Your instructions
Convert the items from the line containing "svg-text:NE5534P: NE5534P [240, 20, 281, 31]" through the line containing "wire R133 node to R316 [200, 130, 230, 164]", both included, into a JSON list of strings with one string per line, leaving out blank lines.

------------------------

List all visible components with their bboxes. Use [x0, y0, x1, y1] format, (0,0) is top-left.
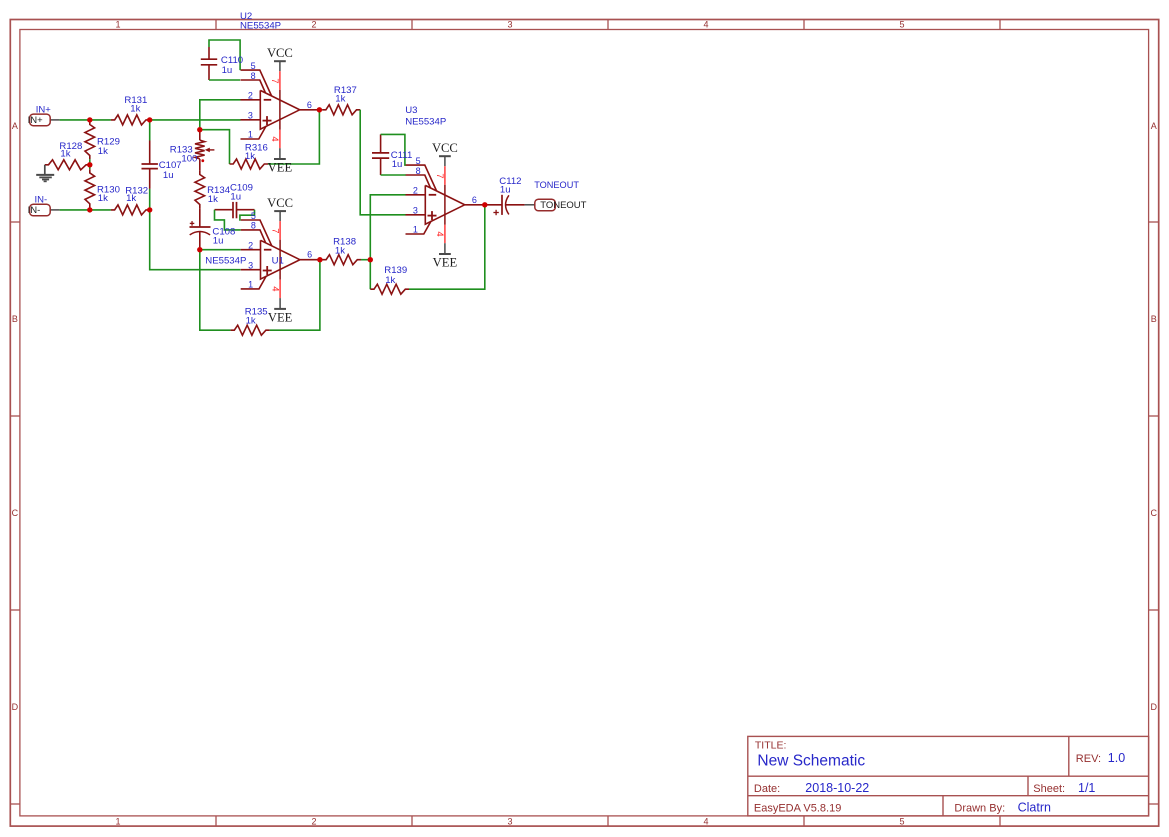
svg-text:NE5534P: NE5534P [240, 20, 281, 31]
svg-text:4: 4 [434, 231, 445, 236]
wire C109 right to U1 pin5 [240, 210, 255, 220]
svg-text:VCC: VCC [432, 141, 458, 155]
svg-text:8: 8 [251, 221, 256, 231]
wire C111 bottom to U3 pin8 [381, 174, 406, 176]
svg-text:1u: 1u [213, 236, 224, 247]
wire C109 left to U1 pin8 [215, 210, 241, 230]
svg-text:5: 5 [251, 61, 256, 71]
wire R131 to U2 pin3 [150, 119, 241, 121]
resistor R135 [231, 325, 270, 335]
svg-text:3: 3 [413, 205, 418, 215]
resistor R131 [111, 115, 150, 125]
resistor R134 [195, 159, 205, 208]
svg-text:4: 4 [269, 136, 280, 141]
node R138-R139-U3pin2 junction [368, 257, 373, 262]
op-amp U3 pin numbers [413, 156, 477, 237]
port IN+ [28, 114, 60, 126]
svg-text:1u: 1u [500, 184, 511, 195]
svg-text:2: 2 [248, 90, 253, 100]
resistor R129 [85, 121, 95, 159]
node U1 output junction [317, 257, 322, 262]
svg-text:NE5534P: NE5534P [205, 256, 246, 267]
svg-text:5: 5 [416, 156, 421, 166]
svg-text:Date:: Date: [754, 783, 780, 795]
title block title value New Schematic [757, 753, 865, 770]
svg-text:7: 7 [269, 78, 280, 83]
title block Sheet label [1033, 783, 1065, 795]
label C109 [230, 183, 253, 203]
wire R133 node to R316 [200, 130, 230, 164]
svg-text:1k: 1k [98, 146, 108, 157]
port TONEOUT [525, 199, 587, 211]
svg-text:IN-: IN- [28, 205, 41, 216]
svg-text:TONEOUT: TONEOUT [534, 180, 579, 190]
svg-text:1: 1 [115, 20, 120, 30]
label IN- [35, 195, 48, 206]
wire R130 to IN- rail [89, 208, 91, 210]
label R138 [333, 236, 356, 256]
node R133 top junction [197, 127, 202, 132]
svg-text:8: 8 [251, 71, 256, 81]
op-amp U2 [241, 61, 320, 159]
title block TITLE label [755, 739, 787, 751]
svg-text:2: 2 [413, 185, 418, 195]
svg-text:1k: 1k [385, 275, 395, 286]
wire C108 to U1 pin2 [200, 249, 241, 251]
wire U1 out to R138 [320, 259, 323, 261]
label TONEOUT [534, 180, 579, 190]
svg-text:3: 3 [507, 816, 512, 826]
svg-text:TONEOUT: TONEOUT [540, 200, 586, 211]
node U3 output junction [482, 202, 487, 207]
svg-text:100: 100 [181, 154, 197, 165]
svg-text:Clatrn: Clatrn [1018, 800, 1051, 814]
svg-text:1k: 1k [245, 151, 255, 162]
svg-text:U1: U1 [272, 256, 284, 267]
wire R137 to U3 pin3 [360, 110, 406, 215]
capacitor C110 [201, 47, 217, 80]
label R139 [384, 265, 407, 286]
title block grid [748, 736, 1149, 816]
power VCC U3 text [432, 141, 458, 155]
svg-text:Sheet:: Sheet: [1033, 783, 1065, 795]
svg-text:3: 3 [248, 110, 253, 120]
wire IN+ to R131 [60, 119, 111, 121]
op-amp U3 [406, 156, 485, 254]
power VEE U3 text [433, 256, 458, 270]
node U2 output junction [317, 107, 322, 112]
wire U2 pin2 to R133 node [200, 100, 241, 130]
wire R138 to node [361, 259, 370, 261]
wire U2 out to R137 [319, 109, 322, 111]
power VEE U2 text [268, 161, 293, 175]
wire C107 top [149, 120, 151, 141]
title block date value 2018-10-22 [805, 781, 869, 795]
resistor R132 [111, 205, 150, 215]
wire C110 bottom to U2 pin8 [209, 79, 240, 81]
svg-text:NE5534P: NE5534P [405, 116, 446, 127]
label R316 [245, 142, 268, 162]
svg-text:VEE: VEE [433, 256, 458, 270]
label R129 [97, 137, 120, 157]
svg-text:IN+: IN+ [28, 115, 43, 126]
wire node up to U3 pin2 [370, 195, 405, 260]
svg-text:U3: U3 [405, 105, 417, 116]
power VEE U1 text [268, 311, 293, 325]
label C111 [391, 150, 413, 170]
node IN- junction [87, 207, 92, 212]
wire R130 top stub [89, 165, 91, 169]
power VCC U2 text [267, 46, 293, 60]
wire R135 to U1 output [270, 260, 320, 331]
svg-text:6: 6 [472, 195, 477, 205]
port IN- [28, 204, 60, 216]
resistor R138 [322, 255, 361, 265]
resistor R316 [230, 159, 269, 169]
svg-text:A: A [1151, 121, 1157, 131]
label R132 [125, 185, 148, 204]
svg-text:1k: 1k [60, 149, 70, 160]
svg-text:D: D [12, 702, 19, 712]
wire R132 node to U1 pin3 [150, 210, 241, 270]
potentiometer R133 [195, 140, 214, 162]
label R130 [97, 185, 120, 205]
label R128 [59, 141, 82, 160]
svg-text:1k: 1k [335, 245, 345, 256]
power VCC U1 text [267, 196, 293, 210]
svg-text:7: 7 [269, 228, 280, 233]
node IN+ junction [87, 117, 92, 122]
svg-text:VEE: VEE [268, 311, 293, 325]
wire R129 top stub [89, 119, 91, 122]
label R134 [207, 185, 231, 205]
capacitor C107 [142, 141, 158, 189]
svg-text:1k: 1k [98, 193, 108, 204]
svg-text:C: C [12, 508, 19, 518]
svg-text:1k: 1k [246, 316, 256, 327]
svg-text:2018-10-22: 2018-10-22 [805, 781, 869, 795]
svg-text:1k: 1k [208, 194, 218, 205]
svg-text:7: 7 [434, 173, 445, 178]
svg-text:Drawn By:: Drawn By: [954, 802, 1005, 814]
title block rev value 1.0 [1108, 751, 1125, 765]
wire R316 to U2 output riser [268, 110, 319, 164]
resistor R139 [370, 284, 409, 294]
svg-text:1u: 1u [222, 65, 233, 76]
node R131-C107 junction [147, 117, 152, 122]
frame column numbers 1-5 [115, 20, 904, 827]
svg-text:1u: 1u [163, 170, 174, 181]
svg-text:1/1: 1/1 [1078, 781, 1095, 795]
title block sheet value 1/1 [1078, 781, 1095, 795]
svg-text:2: 2 [311, 20, 316, 30]
svg-text:1k: 1k [130, 104, 140, 115]
svg-text:1.0: 1.0 [1108, 751, 1125, 765]
resistor R137 [322, 105, 360, 115]
svg-text:1: 1 [413, 225, 418, 235]
wire node down to R139 [369, 260, 371, 290]
svg-text:5: 5 [899, 20, 904, 30]
resistor R128 [45, 160, 90, 170]
wire C110 top to U2 pin5 [209, 40, 240, 70]
wire R139 to C112 node riser [409, 205, 485, 289]
svg-text:4: 4 [703, 816, 708, 826]
svg-text:New Schematic: New Schematic [757, 753, 865, 770]
capacitor C109 [215, 202, 255, 218]
label C110 [221, 55, 243, 76]
svg-text:2: 2 [248, 240, 253, 250]
wire R129 to node [89, 159, 91, 165]
label U1 [205, 256, 284, 267]
ground [36, 165, 54, 182]
wire C111 top to U3 pin5 [381, 134, 406, 165]
op-amp U2 pin numbers [248, 61, 312, 142]
svg-text:1k: 1k [335, 94, 345, 105]
wire R133 top lead [199, 130, 201, 140]
svg-text:D: D [1151, 702, 1158, 712]
label R137 [334, 85, 357, 105]
op-amp U1 [241, 211, 320, 309]
op-amp U1 pin numbers [248, 211, 312, 292]
svg-text:VCC: VCC [267, 196, 293, 210]
svg-text:3: 3 [248, 260, 253, 270]
svg-text:IN+: IN+ [36, 105, 52, 116]
svg-text:6: 6 [307, 100, 312, 110]
label C107 [159, 160, 182, 181]
label U3 [405, 105, 446, 128]
label C108 [212, 226, 235, 246]
svg-text:TITLE:: TITLE: [755, 739, 787, 751]
title block Date label [754, 783, 780, 795]
svg-text:1: 1 [248, 130, 253, 140]
svg-text:3: 3 [507, 20, 512, 30]
svg-text:VEE: VEE [268, 161, 293, 175]
svg-text:VCC: VCC [267, 46, 293, 60]
label R131 [124, 95, 147, 115]
node R132-C107 junction [147, 207, 152, 212]
svg-text:1: 1 [115, 816, 120, 826]
frame row letters A-D [12, 121, 1158, 712]
svg-text:2: 2 [311, 816, 316, 826]
label R135 [245, 307, 268, 327]
label U2 [240, 11, 281, 31]
title block REV label [1076, 753, 1101, 765]
resistor R130 [85, 169, 95, 207]
label IN+ [36, 105, 52, 116]
svg-text:8: 8 [416, 166, 421, 176]
label C112 [499, 176, 521, 196]
svg-text:A: A [12, 121, 18, 131]
capacitor C112 [485, 195, 525, 215]
wire U1 pin2 down for R135 [200, 250, 231, 331]
svg-text:1u: 1u [392, 159, 403, 170]
svg-text:1: 1 [248, 280, 253, 290]
svg-text:4: 4 [703, 20, 708, 30]
svg-text:IN-: IN- [35, 195, 48, 206]
svg-text:C: C [1151, 508, 1158, 518]
svg-text:REV:: REV: [1076, 753, 1101, 765]
node C108-U1 pin2 junction [197, 247, 202, 252]
capacitor C111 [372, 134, 389, 175]
svg-text:5: 5 [251, 211, 256, 221]
svg-text:1k: 1k [126, 193, 136, 204]
svg-text:B: B [12, 314, 18, 324]
node R128-R129-R130 junction [87, 162, 92, 167]
svg-text:EasyEDA V5.8.19: EasyEDA V5.8.19 [754, 802, 841, 814]
svg-text:5: 5 [899, 816, 904, 826]
title block EasyEDA version [754, 802, 841, 814]
label R133 [170, 145, 198, 165]
wire IN- to R132 [60, 209, 111, 211]
svg-text:4: 4 [269, 286, 280, 291]
svg-text:1u: 1u [230, 192, 241, 203]
title block Drawn By label [954, 802, 1005, 814]
svg-text:B: B [1151, 314, 1157, 324]
title block drawn-by value Clatrn [1018, 800, 1051, 814]
capacitor C108 [190, 208, 211, 250]
wire C107 bottom [149, 189, 151, 210]
svg-text:6: 6 [307, 250, 312, 260]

------------------------

Answer in full
[
  "svg-text:NE5534P: NE5534P [240, 20, 281, 31]",
  "svg-text:4: 4 [434, 231, 445, 236]",
  "wire C109 right to U1 pin5 [240, 210, 255, 220]",
  "svg-text:VCC: VCC [432, 141, 458, 155]",
  "svg-text:8: 8 [251, 221, 256, 231]",
  "wire C111 bottom to U3 pin8 [381, 174, 406, 176]",
  "svg-text:1u: 1u [213, 236, 224, 247]",
  "wire C109 left to U1 pin8 [215, 210, 241, 230]",
  "svg-text:5: 5 [251, 61, 256, 71]",
  "wire R131 to U2 pin3 [150, 119, 241, 121]",
  "resistor R135 [231, 325, 270, 335]",
  "svg-text:3: 3 [413, 205, 418, 215]",
  "resistor R131 [111, 115, 150, 125]",
  "resistor R134 [195, 159, 205, 208]",
  "svg-text:4: 4 [269, 136, 280, 141]",
  "node R138-R139-U3pin2 junction [368, 257, 373, 262]",
  "op-amp U3 pin numbers [413, 156, 477, 237]",
  "port IN+ [28, 114, 60, 126]",
  "svg-text:1u: 1u [500, 184, 511, 195]",
  "svg-text:2: 2 [248, 90, 253, 100]",
  "resistor R129 [85, 121, 95, 159]",
  "node U1 output junction [317, 257, 322, 262]",
  "svg-text:NE5534P: NE5534P [205, 256, 246, 267]",
  "svg-text:5: 5 [416, 156, 421, 166]",
  "svg-text:Date:: Date: [754, 783, 780, 795]",
  "title block title value New Schematic [757, 753, 865, 770]",
  "svg-text:7: 7 [269, 78, 280, 83]",
  "title block Sheet label [1033, 783, 1065, 795]",
  "label C109 [230, 183, 253, 203]",
  "wire R133 node to R316 [200, 130, 230, 164]"
]